_GIVEN RECORDS_:
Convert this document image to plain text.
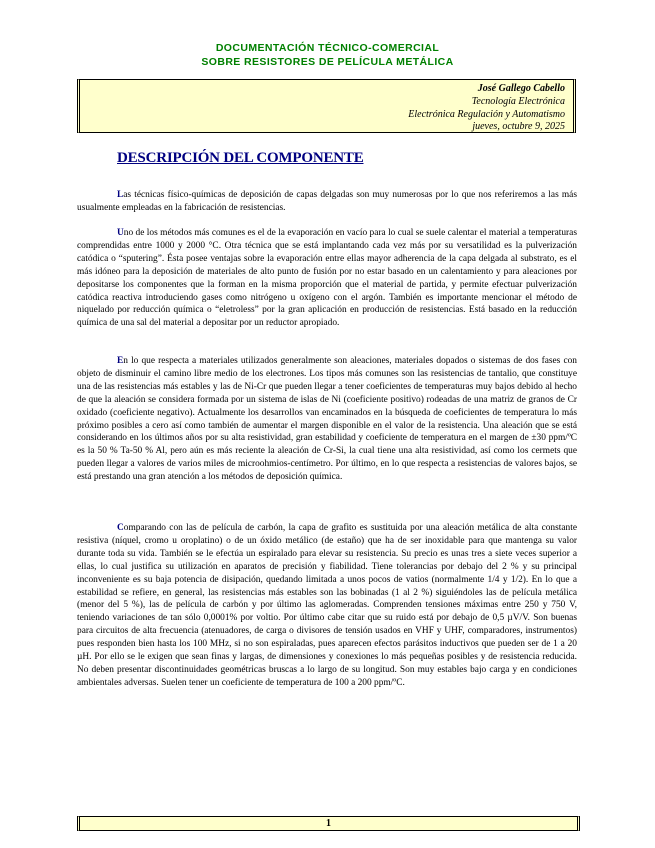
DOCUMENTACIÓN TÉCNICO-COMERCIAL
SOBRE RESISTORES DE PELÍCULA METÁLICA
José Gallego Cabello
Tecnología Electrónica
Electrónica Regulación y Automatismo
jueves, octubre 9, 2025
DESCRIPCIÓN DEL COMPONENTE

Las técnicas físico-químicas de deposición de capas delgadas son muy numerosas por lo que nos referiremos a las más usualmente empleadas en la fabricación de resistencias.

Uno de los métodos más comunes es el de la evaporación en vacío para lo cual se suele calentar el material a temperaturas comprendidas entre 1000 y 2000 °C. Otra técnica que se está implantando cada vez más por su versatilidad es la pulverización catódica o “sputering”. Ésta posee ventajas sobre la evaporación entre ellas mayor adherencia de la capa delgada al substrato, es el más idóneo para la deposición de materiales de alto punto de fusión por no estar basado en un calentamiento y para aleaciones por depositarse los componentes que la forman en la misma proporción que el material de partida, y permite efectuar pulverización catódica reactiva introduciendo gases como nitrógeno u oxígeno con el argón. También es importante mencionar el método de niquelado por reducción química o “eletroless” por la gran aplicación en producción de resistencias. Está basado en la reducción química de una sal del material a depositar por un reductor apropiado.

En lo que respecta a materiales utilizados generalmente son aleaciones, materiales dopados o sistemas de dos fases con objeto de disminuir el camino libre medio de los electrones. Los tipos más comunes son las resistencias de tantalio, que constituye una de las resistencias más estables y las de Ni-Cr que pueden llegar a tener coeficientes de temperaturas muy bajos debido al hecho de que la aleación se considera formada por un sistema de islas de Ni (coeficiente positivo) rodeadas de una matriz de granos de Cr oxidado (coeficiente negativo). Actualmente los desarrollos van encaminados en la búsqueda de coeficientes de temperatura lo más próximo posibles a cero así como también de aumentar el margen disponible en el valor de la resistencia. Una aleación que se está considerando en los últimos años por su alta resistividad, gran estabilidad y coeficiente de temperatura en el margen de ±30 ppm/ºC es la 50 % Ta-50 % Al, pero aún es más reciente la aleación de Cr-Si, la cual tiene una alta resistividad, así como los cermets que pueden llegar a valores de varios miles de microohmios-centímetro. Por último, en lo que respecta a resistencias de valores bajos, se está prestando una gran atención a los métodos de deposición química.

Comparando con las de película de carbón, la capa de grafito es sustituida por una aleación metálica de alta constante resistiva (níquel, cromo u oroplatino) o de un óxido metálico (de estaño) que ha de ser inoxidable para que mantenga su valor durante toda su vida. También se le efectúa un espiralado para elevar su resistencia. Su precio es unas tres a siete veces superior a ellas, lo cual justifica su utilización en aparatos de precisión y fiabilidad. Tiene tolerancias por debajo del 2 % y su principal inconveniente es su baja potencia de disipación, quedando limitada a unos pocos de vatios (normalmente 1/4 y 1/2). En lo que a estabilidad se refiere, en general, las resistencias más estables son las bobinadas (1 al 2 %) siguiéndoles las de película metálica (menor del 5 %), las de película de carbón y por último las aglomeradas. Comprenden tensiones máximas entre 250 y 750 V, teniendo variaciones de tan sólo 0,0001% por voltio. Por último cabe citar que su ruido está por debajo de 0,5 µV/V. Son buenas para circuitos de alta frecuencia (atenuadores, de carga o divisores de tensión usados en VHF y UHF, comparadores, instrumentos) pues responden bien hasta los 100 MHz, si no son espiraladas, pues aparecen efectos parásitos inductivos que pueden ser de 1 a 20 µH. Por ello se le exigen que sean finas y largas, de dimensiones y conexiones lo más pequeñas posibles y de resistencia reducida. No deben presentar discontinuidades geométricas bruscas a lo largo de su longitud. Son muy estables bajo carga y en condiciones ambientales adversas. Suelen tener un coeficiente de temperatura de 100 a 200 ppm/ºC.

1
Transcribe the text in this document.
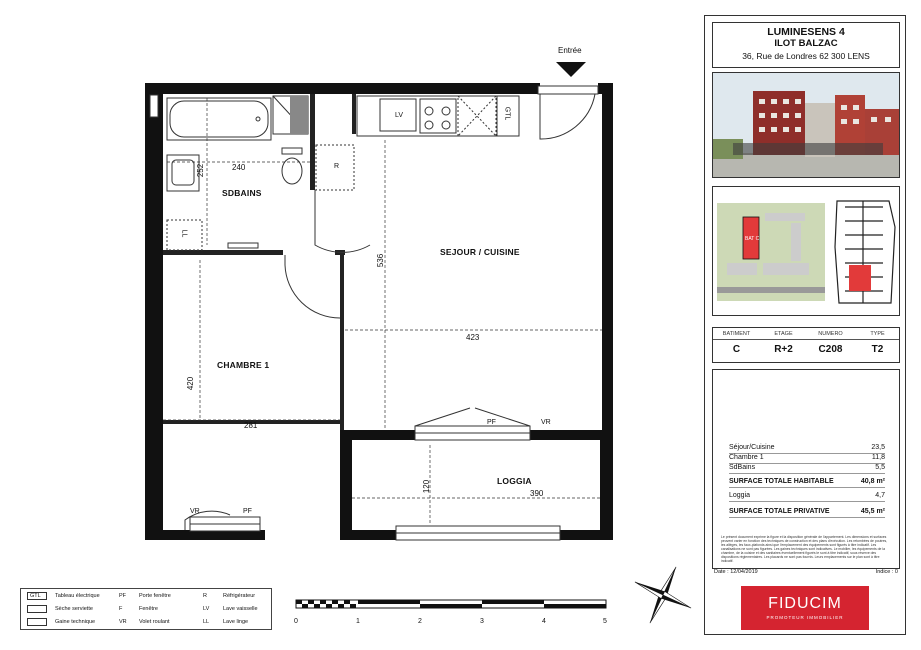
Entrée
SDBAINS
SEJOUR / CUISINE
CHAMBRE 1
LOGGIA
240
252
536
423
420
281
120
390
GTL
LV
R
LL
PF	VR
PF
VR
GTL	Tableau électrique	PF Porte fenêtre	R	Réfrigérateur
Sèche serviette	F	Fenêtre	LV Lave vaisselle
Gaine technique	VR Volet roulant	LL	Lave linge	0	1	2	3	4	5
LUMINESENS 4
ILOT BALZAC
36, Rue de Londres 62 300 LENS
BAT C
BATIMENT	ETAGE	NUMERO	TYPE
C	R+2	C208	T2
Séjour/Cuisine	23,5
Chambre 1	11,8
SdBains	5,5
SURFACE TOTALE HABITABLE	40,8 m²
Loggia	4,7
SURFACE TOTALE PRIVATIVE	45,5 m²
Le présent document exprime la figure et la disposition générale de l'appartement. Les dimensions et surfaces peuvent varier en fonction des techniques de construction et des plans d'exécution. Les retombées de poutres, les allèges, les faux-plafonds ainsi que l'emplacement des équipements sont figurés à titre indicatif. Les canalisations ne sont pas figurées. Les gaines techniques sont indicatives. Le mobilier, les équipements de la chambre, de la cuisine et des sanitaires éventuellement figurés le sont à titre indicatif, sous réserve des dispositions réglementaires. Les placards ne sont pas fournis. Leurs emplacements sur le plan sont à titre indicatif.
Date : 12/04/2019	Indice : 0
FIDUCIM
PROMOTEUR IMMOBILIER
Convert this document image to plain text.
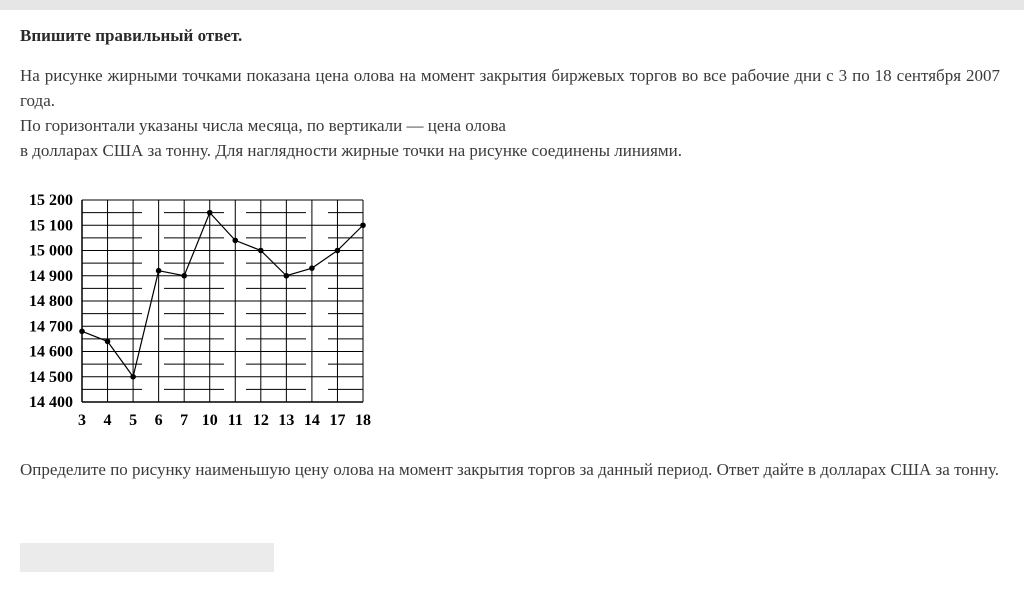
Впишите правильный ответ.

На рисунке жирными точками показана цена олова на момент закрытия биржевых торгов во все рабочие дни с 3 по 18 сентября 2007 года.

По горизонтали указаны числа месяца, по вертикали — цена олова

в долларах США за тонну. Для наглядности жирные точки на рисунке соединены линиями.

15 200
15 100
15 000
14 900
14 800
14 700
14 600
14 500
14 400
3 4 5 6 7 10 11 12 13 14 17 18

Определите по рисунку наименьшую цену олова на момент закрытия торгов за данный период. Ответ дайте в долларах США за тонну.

_TO BE DONE_: List each line of the records that holds the string "цена".

_OUTPUT FOR THIS TASK_:
На рисунке жирными точками показана цена олова на момент закрытия биржевых торгов во все рабочие дни с 3 по 18 сентября 2007 года.
По горизонтали указаны числа месяца, по вертикали — цена олова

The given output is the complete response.